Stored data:
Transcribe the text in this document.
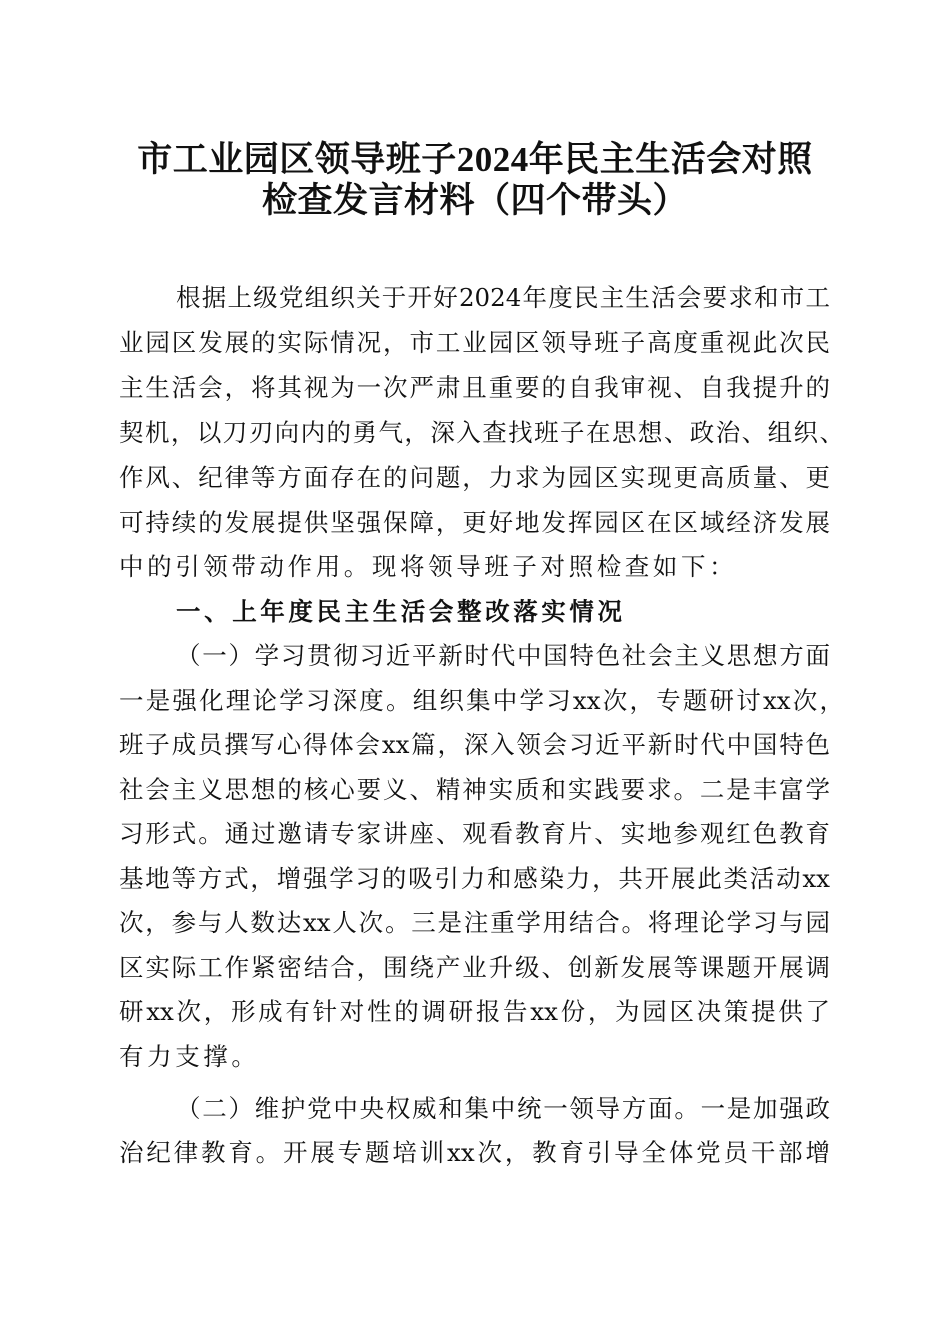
市工业园区领导班子2024年民主生活会对照
检查发言材料（四个带头）
根据上级党组织关于开好2024年度民主生活会要求和市工
业园区发展的实际情况，市工业园区领导班子高度重视此次民
主生活会，将其视为一次严肃且重要的自我审视、自我提升的
契机，以刀刃向内的勇气，深入查找班子在思想、政治、组织、
作风、纪律等方面存在的问题，力求为园区实现更高质量、更
可持续的发展提供坚强保障，更好地发挥园区在区域经济发展
中的引领带动作用。现将领导班子对照检查如下：
一、上年度民主生活会整改落实情况
（一）学习贯彻习近平新时代中国特色社会主义思想方面
一是强化理论学习深度。组织集中学习xx次，专题研讨xx次，
班子成员撰写心得体会xx篇，深入领会习近平新时代中国特色
社会主义思想的核心要义、精神实质和实践要求。二是丰富学
习形式。通过邀请专家讲座、观看教育片、实地参观红色教育
基地等方式，增强学习的吸引力和感染力，共开展此类活动xx
次，参与人数达xx人次。三是注重学用结合。将理论学习与园
区实际工作紧密结合，围绕产业升级、创新发展等课题开展调
研xx次，形成有针对性的调研报告xx份，为园区决策提供了
有力支撑。
（二）维护党中央权威和集中统一领导方面。一是加强政
治纪律教育。开展专题培训xx次，教育引导全体党员干部增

= Exercise instructions =
Pictures stay out; reproduce every line of the records exactly.

= Output of the task =
Transcribe the text in this document.
市工业园区领导班子2024年民主生活会对照
检查发言材料（四个带头）
根据上级党组织关于开好2024年度民主生活会要求和市工
业园区发展的实际情况，市工业园区领导班子高度重视此次民
主生活会，将其视为一次严肃且重要的自我审视、自我提升的
契机，以刀刃向内的勇气，深入查找班子在思想、政治、组织、
作风、纪律等方面存在的问题，力求为园区实现更高质量、更
可持续的发展提供坚强保障，更好地发挥园区在区域经济发展
中的引领带动作用。现将领导班子对照检查如下：
一、上年度民主生活会整改落实情况
（一）学习贯彻习近平新时代中国特色社会主义思想方面
一是强化理论学习深度。组织集中学习xx次，专题研讨xx次，
班子成员撰写心得体会xx篇，深入领会习近平新时代中国特色
社会主义思想的核心要义、精神实质和实践要求。二是丰富学
习形式。通过邀请专家讲座、观看教育片、实地参观红色教育
基地等方式，增强学习的吸引力和感染力，共开展此类活动xx
次，参与人数达xx人次。三是注重学用结合。将理论学习与园
区实际工作紧密结合，围绕产业升级、创新发展等课题开展调
研xx次，形成有针对性的调研报告xx份，为园区决策提供了
有力支撑。
（二）维护党中央权威和集中统一领导方面。一是加强政
治纪律教育。开展专题培训xx次，教育引导全体党员干部增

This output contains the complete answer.